- **Work to complete**
Copy every record below word for word, omitting the pictures.

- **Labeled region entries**
↓

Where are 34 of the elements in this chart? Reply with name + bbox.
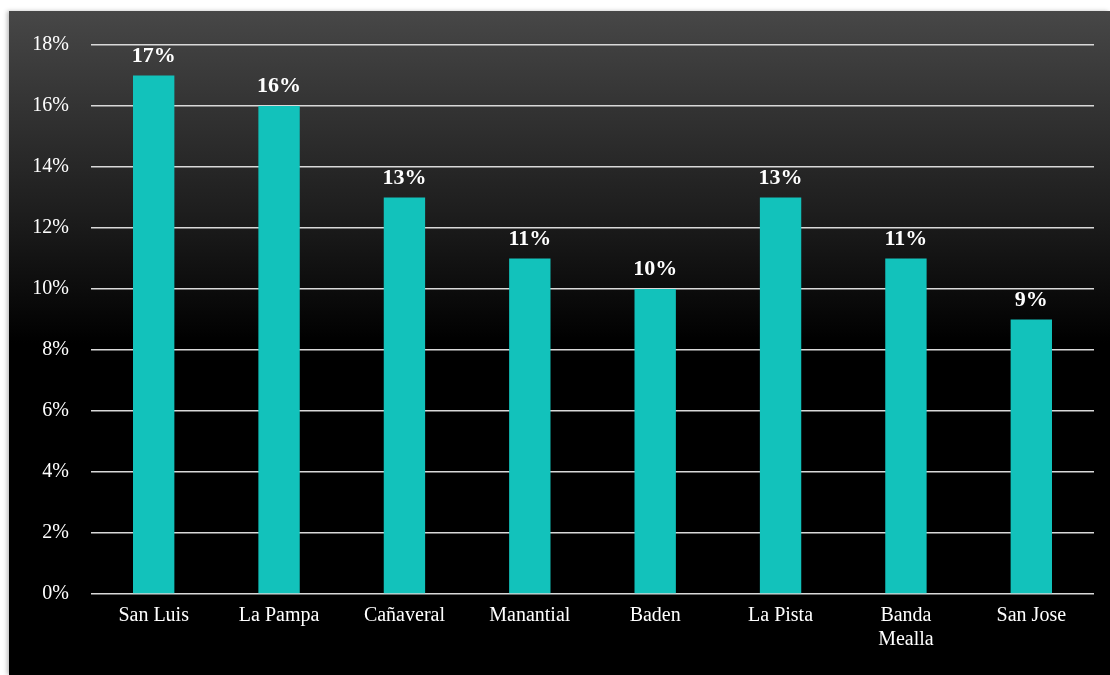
x-tick-label: La Pampa [238,603,320,627]
data-label: 9% [1014,285,1048,311]
y-tick-label: 12% [32,215,69,238]
data-label: 11% [884,224,928,250]
x-tick-label: Cañaveral [363,603,446,626]
bar [885,258,927,594]
y-tick-label: 18% [32,32,69,55]
data-label: 10% [633,255,678,280]
y-tick-label: 10% [32,276,69,299]
bar [759,197,802,594]
y-tick-label: 14% [32,154,69,177]
bar [383,197,426,594]
data-label: 13% [758,163,803,189]
y-tick-label: 6% [42,398,69,421]
y-tick-label: 8% [42,337,69,360]
data-label: 13% [382,163,427,189]
bar [509,258,551,594]
bar [1010,319,1052,594]
y-tick-label: 4% [42,459,69,482]
bar [133,75,175,594]
bar [634,289,676,594]
x-tick-label: Manantial [489,603,571,626]
x-tick-label: La Pista [748,603,814,626]
x-tick-label: San Luis [118,603,190,626]
bar [258,106,300,594]
y-tick-label: 2% [42,520,69,543]
y-tick-label: 0% [42,581,69,604]
data-label: 16% [257,72,302,97]
x-tick-label: Banda Mealla [878,603,934,650]
x-tick-label: Baden [629,603,681,626]
data-label: 11% [508,224,552,250]
data-label: 17% [131,41,176,67]
x-tick-label: San Jose [996,603,1067,626]
y-tick-label: 16% [32,93,69,116]
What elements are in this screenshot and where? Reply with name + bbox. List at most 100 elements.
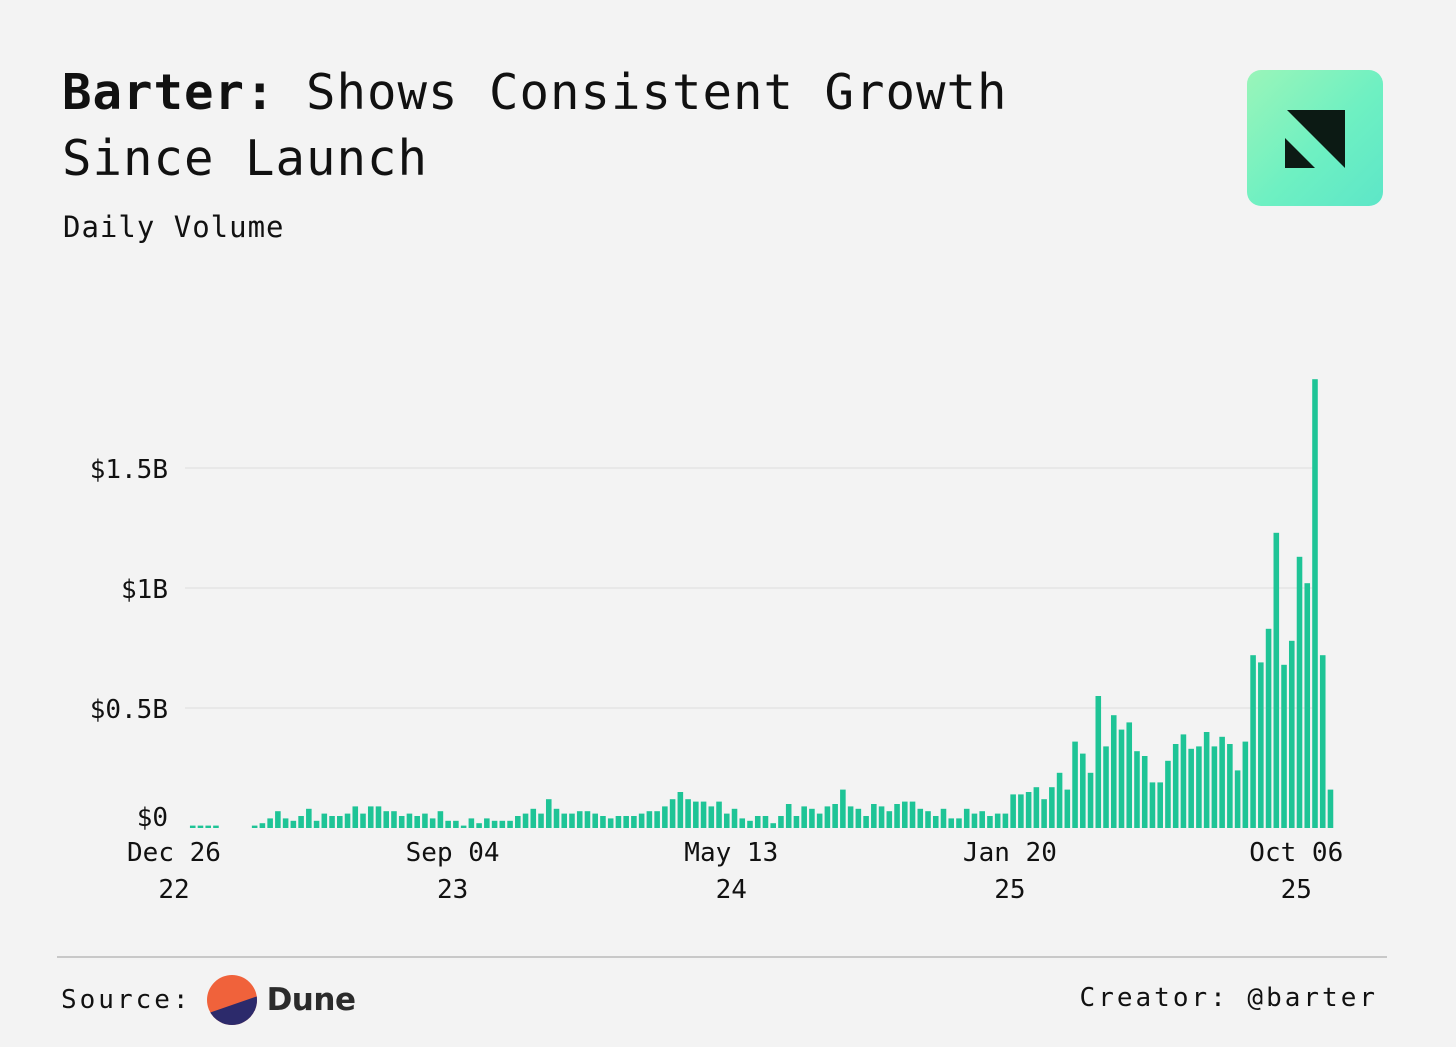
volume-bar (1250, 655, 1256, 828)
volume-bar (453, 820, 459, 828)
volume-bar (654, 811, 660, 828)
volume-bar (538, 813, 544, 828)
volume-bar (871, 804, 877, 828)
volume-bar (1219, 736, 1225, 828)
volume-bar (1203, 732, 1210, 828)
volume-bar (940, 808, 947, 828)
volume-bar (1103, 746, 1109, 828)
volume-bar (685, 799, 691, 828)
volume-bar (878, 806, 885, 828)
volume-bar (1172, 744, 1179, 828)
volume-bar (1134, 751, 1140, 828)
volume-bar (1296, 556, 1303, 828)
volume-bar (437, 811, 444, 828)
barter-logo-glyph (1285, 110, 1345, 168)
volume-bar (545, 799, 552, 828)
volume-bar (1126, 722, 1133, 828)
volume-bar (1087, 772, 1094, 828)
creator-credit: Creator: @barter (1079, 983, 1378, 1013)
volume-bar (360, 813, 366, 828)
volume-bar (306, 808, 312, 828)
y-tick-label: $1.5B (90, 455, 168, 485)
volume-bar (1149, 782, 1156, 828)
volume-bar (460, 825, 467, 828)
volume-bar (646, 811, 653, 828)
volume-bar (731, 808, 738, 828)
volume-bar (313, 820, 320, 828)
volume-bar (592, 813, 598, 828)
volume-bar (321, 813, 328, 828)
footer-divider (57, 956, 1387, 958)
volume-bar (1165, 760, 1171, 828)
volume-bar (615, 816, 622, 828)
volume-bar (600, 816, 606, 828)
volume-bar (762, 816, 769, 828)
volume-bar (1327, 789, 1334, 828)
volume-bar (677, 792, 684, 828)
volume-bar (1188, 748, 1194, 828)
volume-bar (1118, 729, 1125, 828)
volume-bar (902, 801, 908, 828)
volume-bar (213, 825, 219, 828)
volume-bar (1010, 794, 1016, 828)
x-tick-year: 25 (1281, 875, 1312, 905)
volume-bar (553, 808, 560, 828)
chart-subtitle: Daily Volume (63, 210, 285, 244)
volume-bar (1056, 772, 1063, 828)
volume-bar-chart: $0 $0.5B $1B $1.5B Dec 26 22 Sep 04 23 May 13 24 J… (90, 379, 1343, 905)
volume-bar (1025, 792, 1032, 828)
volume-bar (530, 808, 537, 828)
volume-bar (569, 813, 575, 828)
volume-bar (700, 801, 707, 828)
barter-logo-icon (1247, 70, 1383, 206)
volume-bar (352, 806, 359, 828)
volume-bar (1064, 789, 1071, 828)
volume-bar (561, 813, 568, 828)
volume-bar (747, 820, 753, 828)
volume-bar (515, 816, 521, 828)
volume-bar (987, 816, 993, 828)
volume-bar (824, 806, 831, 828)
volume-bar (816, 813, 823, 828)
volume-bar (785, 804, 792, 828)
volume-bar (1002, 813, 1009, 828)
volume-bar (909, 801, 916, 828)
x-tick-year: 25 (994, 875, 1025, 905)
x-tick-label: May 13 (684, 838, 778, 868)
volume-bar (1273, 532, 1280, 828)
volume-bar (491, 820, 498, 828)
x-tick-label: Oct 06 (1249, 838, 1343, 868)
volume-bar (607, 818, 614, 828)
volume-bar (1072, 741, 1078, 828)
volume-bar (778, 816, 784, 828)
volume-bar (189, 825, 196, 828)
volume-bar (956, 818, 962, 828)
volume-bar (259, 823, 266, 828)
volume-bar (398, 816, 405, 828)
volume-bar (1227, 744, 1233, 828)
volume-bar (337, 816, 343, 828)
volume-bar (522, 813, 529, 828)
volume-bar (631, 816, 637, 828)
x-tick-label: Sep 04 (406, 838, 500, 868)
volume-bar (832, 804, 838, 828)
volume-bar (1265, 628, 1272, 828)
volume-bar (282, 818, 289, 828)
volume-bar (1288, 640, 1295, 828)
volume-bar (770, 823, 776, 828)
volume-bar (716, 801, 722, 828)
volume-bar (468, 818, 475, 828)
volume-bar (693, 801, 699, 828)
volume-bar (406, 813, 413, 828)
source-credit: Source: Dune (61, 968, 356, 1032)
volume-bar (638, 813, 645, 828)
volume-bar (1281, 664, 1287, 828)
volume-bar (1141, 756, 1148, 828)
volume-bar (1196, 746, 1202, 828)
volume-bar (801, 806, 807, 828)
volume-bar (329, 816, 335, 828)
volume-bar (422, 813, 428, 828)
volume-bar (886, 811, 893, 828)
volume-bar (1110, 715, 1117, 828)
volume-bar (290, 820, 297, 828)
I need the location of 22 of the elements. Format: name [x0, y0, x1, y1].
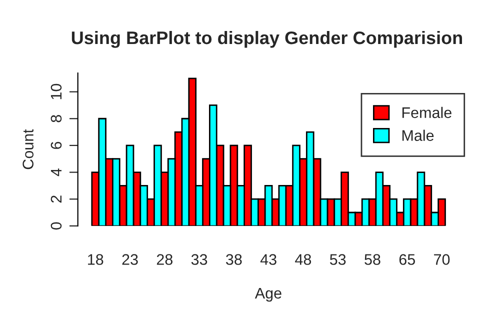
x-tick-label: 18	[88, 254, 104, 265]
y-tick-label: 6	[50, 142, 62, 149]
y-axis-title: Count	[22, 129, 34, 170]
x-tick-label: 70	[434, 254, 450, 265]
x-tick-label: 38	[226, 254, 242, 265]
x-tick-label: 23	[122, 254, 138, 265]
y-tick-label: 2	[50, 196, 62, 203]
x-tick-label: 65	[399, 254, 415, 265]
x-axis-title: Age	[254, 288, 282, 302]
y-tick-label: 0	[50, 222, 62, 230]
x-tick-label: 28	[156, 254, 172, 265]
chart-title: Using BarPlot to display Gender Comparision	[72, 30, 462, 48]
y-tick-label: 8	[50, 115, 62, 122]
legend-label: Female	[402, 106, 452, 118]
y-tick-label: 10	[50, 84, 62, 100]
x-tick-label: 33	[191, 254, 208, 265]
x-tick-label: 53	[330, 254, 346, 265]
x-tick-label: 58	[364, 254, 380, 265]
x-tick-label: 43	[260, 254, 276, 265]
x-tick-label: 48	[295, 254, 312, 265]
legend-label: Male	[402, 130, 434, 141]
y-tick-label: 4	[50, 168, 62, 176]
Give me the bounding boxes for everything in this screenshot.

↑

- **The completed task**
Where are 34 of the elements in this chart? Reply with name + bbox.
x-tick-label: La Pampa [238,603,320,627]
data-label: 9% [1014,285,1048,311]
y-tick-label: 12% [32,215,69,238]
data-label: 11% [884,224,928,250]
x-tick-label: Cañaveral [363,603,446,626]
bar [885,258,927,594]
y-tick-label: 18% [32,32,69,55]
data-label: 10% [633,255,678,280]
y-tick-label: 10% [32,276,69,299]
bar [759,197,802,594]
y-tick-label: 14% [32,154,69,177]
bar [383,197,426,594]
data-label: 13% [758,163,803,189]
y-tick-label: 6% [42,398,69,421]
y-tick-label: 8% [42,337,69,360]
data-label: 13% [382,163,427,189]
bar [509,258,551,594]
bar [1010,319,1052,594]
y-tick-label: 4% [42,459,69,482]
bar [133,75,175,594]
bar [634,289,676,594]
x-tick-label: Manantial [489,603,571,626]
x-tick-label: La Pista [748,603,814,626]
x-tick-label: San Luis [118,603,190,626]
bar [258,106,300,594]
y-tick-label: 2% [42,520,69,543]
y-tick-label: 0% [42,581,69,604]
data-label: 16% [257,72,302,97]
x-tick-label: Banda Mealla [878,603,934,650]
x-tick-label: Baden [629,603,681,626]
data-label: 11% [508,224,552,250]
data-label: 17% [131,41,176,67]
x-tick-label: San Jose [996,603,1067,626]
y-tick-label: 16% [32,93,69,116]
What elements are in this screenshot and where? Reply with name + bbox. List at most 100 elements.
volume-bar (1250, 655, 1256, 828)
volume-bar (453, 820, 459, 828)
volume-bar (654, 811, 660, 828)
volume-bar (538, 813, 544, 828)
volume-bar (871, 804, 877, 828)
volume-bar (1219, 736, 1225, 828)
volume-bar (1203, 732, 1210, 828)
volume-bar (940, 808, 947, 828)
volume-bar (1103, 746, 1109, 828)
volume-bar (685, 799, 691, 828)
volume-bar (878, 806, 885, 828)
volume-bar (1172, 744, 1179, 828)
volume-bar (1134, 751, 1140, 828)
volume-bar (1296, 556, 1303, 828)
volume-bar (437, 811, 444, 828)
barter-logo-glyph (1285, 110, 1345, 168)
volume-bar (545, 799, 552, 828)
volume-bar (1126, 722, 1133, 828)
volume-bar (1087, 772, 1094, 828)
creator-credit: Creator: @barter (1079, 983, 1378, 1013)
volume-bar (360, 813, 366, 828)
volume-bar (306, 808, 312, 828)
y-tick-label: $1.5B (90, 455, 168, 485)
volume-bar (1149, 782, 1156, 828)
volume-bar (460, 825, 467, 828)
volume-bar (646, 811, 653, 828)
volume-bar (731, 808, 738, 828)
volume-bar (313, 820, 320, 828)
volume-bar (592, 813, 598, 828)
volume-bar (321, 813, 328, 828)
footer-divider (57, 956, 1387, 958)
volume-bar (1165, 760, 1171, 828)
volume-bar (615, 816, 622, 828)
volume-bar (600, 816, 606, 828)
volume-bar (762, 816, 769, 828)
volume-bar (1327, 789, 1334, 828)
volume-bar (677, 792, 684, 828)
volume-bar (1188, 748, 1194, 828)
volume-bar (1118, 729, 1125, 828)
volume-bar (902, 801, 908, 828)
volume-bar (213, 825, 219, 828)
volume-bar (1010, 794, 1016, 828)
x-tick-year: 25 (1281, 875, 1312, 905)
volume-bar (553, 808, 560, 828)
chart-subtitle: Daily Volume (63, 210, 285, 244)
volume-bar (1056, 772, 1063, 828)
volume-bar-chart: $0 $0.5B $1B $1.5B Dec 26 22 Sep 04 23 May 13 24 J… (90, 379, 1343, 905)
volume-bar (1025, 792, 1032, 828)
volume-bar (530, 808, 537, 828)
volume-bar (569, 813, 575, 828)
volume-bar (700, 801, 707, 828)
barter-logo-icon (1247, 70, 1383, 206)
volume-bar (352, 806, 359, 828)
volume-bar (1064, 789, 1071, 828)
volume-bar (561, 813, 568, 828)
volume-bar (747, 820, 753, 828)
volume-bar (515, 816, 521, 828)
volume-bar (987, 816, 993, 828)
volume-bar (824, 806, 831, 828)
volume-bar (816, 813, 823, 828)
volume-bar (785, 804, 792, 828)
volume-bar (1002, 813, 1009, 828)
volume-bar (909, 801, 916, 828)
x-tick-year: 25 (994, 875, 1025, 905)
x-tick-label: May 13 (684, 838, 778, 868)
volume-bar (1273, 532, 1280, 828)
volume-bar (491, 820, 498, 828)
x-tick-label: Oct 06 (1249, 838, 1343, 868)
volume-bar (607, 818, 614, 828)
volume-bar (1072, 741, 1078, 828)
volume-bar (778, 816, 784, 828)
volume-bar (189, 825, 196, 828)
volume-bar (956, 818, 962, 828)
volume-bar (259, 823, 266, 828)
volume-bar (398, 816, 405, 828)
volume-bar (1227, 744, 1233, 828)
volume-bar (337, 816, 343, 828)
volume-bar (522, 813, 529, 828)
volume-bar (631, 816, 637, 828)
x-tick-label: Sep 04 (406, 838, 500, 868)
volume-bar (832, 804, 838, 828)
volume-bar (1265, 628, 1272, 828)
volume-bar (282, 818, 289, 828)
volume-bar (1288, 640, 1295, 828)
volume-bar (770, 823, 776, 828)
volume-bar (716, 801, 722, 828)
volume-bar (468, 818, 475, 828)
volume-bar (693, 801, 699, 828)
volume-bar (406, 813, 413, 828)
source-credit: Source: Dune (61, 968, 356, 1032)
volume-bar (638, 813, 645, 828)
volume-bar (1281, 664, 1287, 828)
volume-bar (1141, 756, 1148, 828)
volume-bar (1196, 746, 1202, 828)
volume-bar (801, 806, 807, 828)
volume-bar (329, 816, 335, 828)
volume-bar (422, 813, 428, 828)
volume-bar (886, 811, 893, 828)
volume-bar (1110, 715, 1117, 828)
volume-bar (290, 820, 297, 828)
I need the location of 22 of the elements. Format: name [x0, y0, x1, y1].
x-tick-label: 18	[88, 254, 104, 265]
y-tick-label: 6	[50, 142, 62, 149]
y-axis-title: Count	[22, 129, 34, 170]
x-tick-label: 70	[434, 254, 450, 265]
x-tick-label: 38	[226, 254, 242, 265]
x-tick-label: 23	[122, 254, 138, 265]
y-tick-label: 2	[50, 196, 62, 203]
x-tick-label: 65	[399, 254, 415, 265]
x-axis-title: Age	[254, 288, 282, 302]
y-tick-label: 0	[50, 222, 62, 230]
x-tick-label: 28	[156, 254, 172, 265]
chart-title: Using BarPlot to display Gender Comparision	[72, 30, 462, 48]
y-tick-label: 8	[50, 115, 62, 122]
legend-label: Female	[402, 106, 452, 118]
y-tick-label: 10	[50, 84, 62, 100]
x-tick-label: 33	[191, 254, 208, 265]
x-tick-label: 53	[330, 254, 346, 265]
x-tick-label: 58	[364, 254, 380, 265]
x-tick-label: 43	[260, 254, 276, 265]
x-tick-label: 48	[295, 254, 312, 265]
legend-label: Male	[402, 130, 434, 141]
y-tick-label: 4	[50, 168, 62, 176]
Give me the bounding boxes for everything in this screenshot.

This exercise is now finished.